-- SET EXERCISE --
What follows is a listing; give it again exactly, in its entirety.

[START GIVEN INFORMATION]

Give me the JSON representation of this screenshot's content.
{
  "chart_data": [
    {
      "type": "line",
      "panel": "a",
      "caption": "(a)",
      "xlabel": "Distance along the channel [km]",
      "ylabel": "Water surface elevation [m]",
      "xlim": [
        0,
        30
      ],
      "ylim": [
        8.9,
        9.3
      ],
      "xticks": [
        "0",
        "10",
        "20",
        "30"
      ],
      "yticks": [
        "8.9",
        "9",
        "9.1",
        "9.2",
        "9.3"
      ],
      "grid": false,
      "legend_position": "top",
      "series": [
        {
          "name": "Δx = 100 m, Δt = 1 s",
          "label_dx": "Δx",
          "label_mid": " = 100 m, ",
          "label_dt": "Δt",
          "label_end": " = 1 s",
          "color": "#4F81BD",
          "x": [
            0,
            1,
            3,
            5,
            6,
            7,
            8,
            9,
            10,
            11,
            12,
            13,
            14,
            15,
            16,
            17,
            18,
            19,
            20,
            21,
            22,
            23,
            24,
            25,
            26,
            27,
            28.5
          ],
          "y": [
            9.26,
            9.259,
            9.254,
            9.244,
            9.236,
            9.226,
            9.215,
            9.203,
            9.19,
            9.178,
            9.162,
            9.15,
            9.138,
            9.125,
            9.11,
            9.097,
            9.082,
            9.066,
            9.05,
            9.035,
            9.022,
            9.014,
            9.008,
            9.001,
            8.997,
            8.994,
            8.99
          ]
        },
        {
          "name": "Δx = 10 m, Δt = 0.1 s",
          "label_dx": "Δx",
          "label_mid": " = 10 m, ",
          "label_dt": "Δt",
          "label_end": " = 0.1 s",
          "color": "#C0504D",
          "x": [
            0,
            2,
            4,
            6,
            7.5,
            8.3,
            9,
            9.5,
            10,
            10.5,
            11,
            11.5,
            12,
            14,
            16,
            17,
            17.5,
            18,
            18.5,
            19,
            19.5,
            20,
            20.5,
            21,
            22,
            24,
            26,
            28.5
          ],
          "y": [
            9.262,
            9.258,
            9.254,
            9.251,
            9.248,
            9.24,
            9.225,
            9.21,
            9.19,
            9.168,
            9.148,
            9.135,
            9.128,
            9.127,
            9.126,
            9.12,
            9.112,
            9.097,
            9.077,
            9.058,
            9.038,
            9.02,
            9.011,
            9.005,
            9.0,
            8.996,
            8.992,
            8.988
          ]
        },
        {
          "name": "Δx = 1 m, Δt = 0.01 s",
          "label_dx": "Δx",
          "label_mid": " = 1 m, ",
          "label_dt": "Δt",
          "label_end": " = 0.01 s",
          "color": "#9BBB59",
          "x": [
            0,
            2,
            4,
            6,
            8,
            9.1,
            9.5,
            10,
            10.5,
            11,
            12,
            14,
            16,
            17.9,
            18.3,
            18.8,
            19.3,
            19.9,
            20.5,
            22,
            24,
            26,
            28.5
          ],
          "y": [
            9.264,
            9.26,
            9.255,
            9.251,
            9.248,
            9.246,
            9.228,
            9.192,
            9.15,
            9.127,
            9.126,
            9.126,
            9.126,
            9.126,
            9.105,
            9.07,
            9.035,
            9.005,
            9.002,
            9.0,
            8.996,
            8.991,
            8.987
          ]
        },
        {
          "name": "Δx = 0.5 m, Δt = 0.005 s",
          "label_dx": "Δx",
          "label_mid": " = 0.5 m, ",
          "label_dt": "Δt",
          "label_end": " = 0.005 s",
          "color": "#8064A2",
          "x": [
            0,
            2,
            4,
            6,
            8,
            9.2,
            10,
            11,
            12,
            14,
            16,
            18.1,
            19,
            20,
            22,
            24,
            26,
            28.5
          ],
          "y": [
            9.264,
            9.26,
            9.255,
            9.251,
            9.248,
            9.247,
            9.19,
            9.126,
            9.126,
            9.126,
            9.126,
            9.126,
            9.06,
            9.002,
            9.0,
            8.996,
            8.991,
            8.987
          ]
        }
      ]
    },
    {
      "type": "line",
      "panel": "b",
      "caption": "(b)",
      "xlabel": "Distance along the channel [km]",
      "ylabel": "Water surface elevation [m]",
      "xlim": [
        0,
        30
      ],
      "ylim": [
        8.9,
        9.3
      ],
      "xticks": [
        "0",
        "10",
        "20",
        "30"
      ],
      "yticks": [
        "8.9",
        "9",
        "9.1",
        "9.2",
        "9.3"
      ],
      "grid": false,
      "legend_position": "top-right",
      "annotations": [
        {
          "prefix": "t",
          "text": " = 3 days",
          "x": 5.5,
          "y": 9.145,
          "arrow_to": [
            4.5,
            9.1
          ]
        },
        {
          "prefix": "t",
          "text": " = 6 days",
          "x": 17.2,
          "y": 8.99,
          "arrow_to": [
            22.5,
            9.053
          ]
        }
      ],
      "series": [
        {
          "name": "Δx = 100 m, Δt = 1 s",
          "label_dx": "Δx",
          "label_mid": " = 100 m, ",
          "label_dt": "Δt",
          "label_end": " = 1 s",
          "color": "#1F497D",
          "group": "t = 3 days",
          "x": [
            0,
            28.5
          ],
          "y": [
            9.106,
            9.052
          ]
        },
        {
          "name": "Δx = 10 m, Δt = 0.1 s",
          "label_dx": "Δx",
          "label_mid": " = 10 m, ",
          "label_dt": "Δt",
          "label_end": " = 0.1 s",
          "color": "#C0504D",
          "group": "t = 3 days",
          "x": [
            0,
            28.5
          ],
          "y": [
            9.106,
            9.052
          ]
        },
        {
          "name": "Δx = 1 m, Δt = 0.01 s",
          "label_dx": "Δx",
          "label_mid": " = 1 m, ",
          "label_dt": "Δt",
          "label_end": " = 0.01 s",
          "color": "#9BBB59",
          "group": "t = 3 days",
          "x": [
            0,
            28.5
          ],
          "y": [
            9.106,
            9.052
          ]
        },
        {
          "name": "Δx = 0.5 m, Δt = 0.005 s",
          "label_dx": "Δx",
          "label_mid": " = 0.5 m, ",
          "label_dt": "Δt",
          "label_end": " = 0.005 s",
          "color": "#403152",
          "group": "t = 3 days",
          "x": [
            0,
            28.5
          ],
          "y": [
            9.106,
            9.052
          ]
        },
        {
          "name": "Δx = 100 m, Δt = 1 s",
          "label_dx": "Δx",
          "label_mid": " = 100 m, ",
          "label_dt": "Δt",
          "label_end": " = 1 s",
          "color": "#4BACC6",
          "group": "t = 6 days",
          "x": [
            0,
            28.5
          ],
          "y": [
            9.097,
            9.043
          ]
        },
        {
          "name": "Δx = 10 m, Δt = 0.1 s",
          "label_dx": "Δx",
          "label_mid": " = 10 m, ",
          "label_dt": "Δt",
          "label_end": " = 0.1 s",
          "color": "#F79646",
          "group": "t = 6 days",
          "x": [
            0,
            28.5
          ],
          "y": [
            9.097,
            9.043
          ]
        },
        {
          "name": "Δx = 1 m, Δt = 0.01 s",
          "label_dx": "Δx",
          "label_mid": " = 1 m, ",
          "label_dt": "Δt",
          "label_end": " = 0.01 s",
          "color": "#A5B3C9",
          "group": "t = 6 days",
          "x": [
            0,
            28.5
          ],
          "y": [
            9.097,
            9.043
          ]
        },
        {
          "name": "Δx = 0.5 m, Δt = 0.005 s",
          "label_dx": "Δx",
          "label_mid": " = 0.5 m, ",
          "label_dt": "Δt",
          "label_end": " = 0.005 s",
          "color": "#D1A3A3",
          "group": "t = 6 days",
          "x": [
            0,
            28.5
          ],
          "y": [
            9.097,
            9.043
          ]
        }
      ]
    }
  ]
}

[END GIVEN INFORMATION]

-- EXPECTED ANSWER --
Give me the JSON representation of this screenshot's content.
{
  "chart_data": [
    {
      "type": "line",
      "panel": "a",
      "caption": "(a)",
      "xlabel": "Distance along the channel [km]",
      "ylabel": "Water surface elevation [m]",
      "xlim": [
        0,
        30
      ],
      "ylim": [
        8.9,
        9.3
      ],
      "xticks": [
        "0",
        "10",
        "20",
        "30"
      ],
      "yticks": [
        "8.9",
        "9",
        "9.1",
        "9.2",
        "9.3"
      ],
      "grid": false,
      "legend_position": "top",
      "series": [
        {
          "name": "Δx = 100 m, Δt = 1 s",
          "label_dx": "Δx",
          "label_mid": " = 100 m, ",
          "label_dt": "Δt",
          "label_end": " = 1 s",
          "color": "#4F81BD",
          "x": [
            0,
            1,
            3,
            5,
            6,
            7,
            8,
            9,
            10,
            11,
            12,
            13,
            14,
            15,
            16,
            17,
            18,
            19,
            20,
            21,
            22,
            23,
            24,
            25,
            26,
            27,
            28.5
          ],
          "y": [
            9.26,
            9.259,
            9.254,
            9.244,
            9.236,
            9.226,
            9.215,
            9.203,
            9.19,
            9.178,
            9.162,
            9.15,
            9.138,
            9.125,
            9.11,
            9.097,
            9.082,
            9.066,
            9.05,
            9.035,
            9.022,
            9.014,
            9.008,
            9.001,
            8.997,
            8.994,
            8.99
          ]
        },
        {
          "name": "Δx = 10 m, Δt = 0.1 s",
          "label_dx": "Δx",
          "label_mid": " = 10 m, ",
          "label_dt": "Δt",
          "label_end": " = 0.1 s",
          "color": "#C0504D",
          "x": [
            0,
            2,
            4,
            6,
            7.5,
            8.3,
            9,
            9.5,
            10,
            10.5,
            11,
            11.5,
            12,
            14,
            16,
            17,
            17.5,
            18,
            18.5,
            19,
            19.5,
            20,
            20.5,
            21,
            22,
            24,
            26,
            28.5
          ],
          "y": [
            9.262,
            9.258,
            9.254,
            9.251,
            9.248,
            9.24,
            9.225,
            9.21,
            9.19,
            9.168,
            9.148,
            9.135,
            9.128,
            9.127,
            9.126,
            9.12,
            9.112,
            9.097,
            9.077,
            9.058,
            9.038,
            9.02,
            9.011,
            9.005,
            9.0,
            8.996,
            8.992,
            8.988
          ]
        },
        {
          "name": "Δx = 1 m, Δt = 0.01 s",
          "label_dx": "Δx",
          "label_mid": " = 1 m, ",
          "label_dt": "Δt",
          "label_end": " = 0.01 s",
          "color": "#9BBB59",
          "x": [
            0,
            2,
            4,
            6,
            8,
            9.1,
            9.5,
            10,
            10.5,
            11,
            12,
            14,
            16,
            17.9,
            18.3,
            18.8,
            19.3,
            19.9,
            20.5,
            22,
            24,
            26,
            28.5
          ],
          "y": [
            9.264,
            9.26,
            9.255,
            9.251,
            9.248,
            9.246,
            9.228,
            9.192,
            9.15,
            9.127,
            9.126,
            9.126,
            9.126,
            9.126,
            9.105,
            9.07,
            9.035,
            9.005,
            9.002,
            9.0,
            8.996,
            8.991,
            8.987
          ]
        },
        {
          "name": "Δx = 0.5 m, Δt = 0.005 s",
          "label_dx": "Δx",
          "label_mid": " = 0.5 m, ",
          "label_dt": "Δt",
          "label_end": " = 0.005 s",
          "color": "#8064A2",
          "x": [
            0,
            2,
            4,
            6,
            8,
            9.2,
            10,
            11,
            12,
            14,
            16,
            18.1,
            19,
            20,
            22,
            24,
            26,
            28.5
          ],
          "y": [
            9.264,
            9.26,
            9.255,
            9.251,
            9.248,
            9.247,
            9.19,
            9.126,
            9.126,
            9.126,
            9.126,
            9.126,
            9.06,
            9.002,
            9.0,
            8.996,
            8.991,
            8.987
          ]
        }
      ]
    },
    {
      "type": "line",
      "panel": "b",
      "caption": "(b)",
      "xlabel": "Distance along the channel [km]",
      "ylabel": "Water surface elevation [m]",
      "xlim": [
        0,
        30
      ],
      "ylim": [
        8.9,
        9.3
      ],
      "xticks": [
        "0",
        "10",
        "20",
        "30"
      ],
      "yticks": [
        "8.9",
        "9",
        "9.1",
        "9.2",
        "9.3"
      ],
      "grid": false,
      "legend_position": "top-right",
      "annotations": [
        {
          "prefix": "t",
          "text": " = 3 days",
          "x": 5.5,
          "y": 9.145,
          "arrow_to": [
            4.5,
            9.1
          ]
        },
        {
          "prefix": "t",
          "text": " = 6 days",
          "x": 17.2,
          "y": 8.99,
          "arrow_to": [
            22.5,
            9.053
          ]
        }
      ],
      "series": [
        {
          "name": "Δx = 100 m, Δt = 1 s",
          "label_dx": "Δx",
          "label_mid": " = 100 m, ",
          "label_dt": "Δt",
          "label_end": " = 1 s",
          "color": "#1F497D",
          "group": "t = 3 days",
          "x": [
            0,
            28.5
          ],
          "y": [
            9.106,
            9.052
          ]
        },
        {
          "name": "Δx = 10 m, Δt = 0.1 s",
          "label_dx": "Δx",
          "label_mid": " = 10 m, ",
          "label_dt": "Δt",
          "label_end": " = 0.1 s",
          "color": "#C0504D",
          "group": "t = 3 days",
          "x": [
            0,
            28.5
          ],
          "y": [
            9.106,
            9.052
          ]
        },
        {
          "name": "Δx = 1 m, Δt = 0.01 s",
          "label_dx": "Δx",
          "label_mid": " = 1 m, ",
          "label_dt": "Δt",
          "label_end": " = 0.01 s",
          "color": "#9BBB59",
          "group": "t = 3 days",
          "x": [
            0,
            28.5
          ],
          "y": [
            9.106,
            9.052
          ]
        },
        {
          "name": "Δx = 0.5 m, Δt = 0.005 s",
          "label_dx": "Δx",
          "label_mid": " = 0.5 m, ",
          "label_dt": "Δt",
          "label_end": " = 0.005 s",
          "color": "#403152",
          "group": "t = 3 days",
          "x": [
            0,
            28.5
          ],
          "y": [
            9.106,
            9.052
          ]
        },
        {
          "name": "Δx = 100 m, Δt = 1 s",
          "label_dx": "Δx",
          "label_mid": " = 100 m, ",
          "label_dt": "Δt",
          "label_end": " = 1 s",
          "color": "#4BACC6",
          "group": "t = 6 days",
          "x": [
            0,
            28.5
          ],
          "y": [
            9.097,
            9.043
          ]
        },
        {
          "name": "Δx = 10 m, Δt = 0.1 s",
          "label_dx": "Δx",
          "label_mid": " = 10 m, ",
          "label_dt": "Δt",
          "label_end": " = 0.1 s",
          "color": "#F79646",
          "group": "t = 6 days",
          "x": [
            0,
            28.5
          ],
          "y": [
            9.097,
            9.043
          ]
        },
        {
          "name": "Δx = 1 m, Δt = 0.01 s",
          "label_dx": "Δx",
          "label_mid": " = 1 m, ",
          "label_dt": "Δt",
          "label_end": " = 0.01 s",
          "color": "#A5B3C9",
          "group": "t = 6 days",
          "x": [
            0,
            28.5
          ],
          "y": [
            9.097,
            9.043
          ]
        },
        {
          "name": "Δx = 0.5 m, Δt = 0.005 s",
          "label_dx": "Δx",
          "label_mid": " = 0.5 m, ",
          "label_dt": "Δt",
          "label_end": " = 0.005 s",
          "color": "#D1A3A3",
          "group": "t = 6 days",
          "x": [
            0,
            28.5
          ],
          "y": [
            9.097,
            9.043
          ]
        }
      ]
    }
  ]
}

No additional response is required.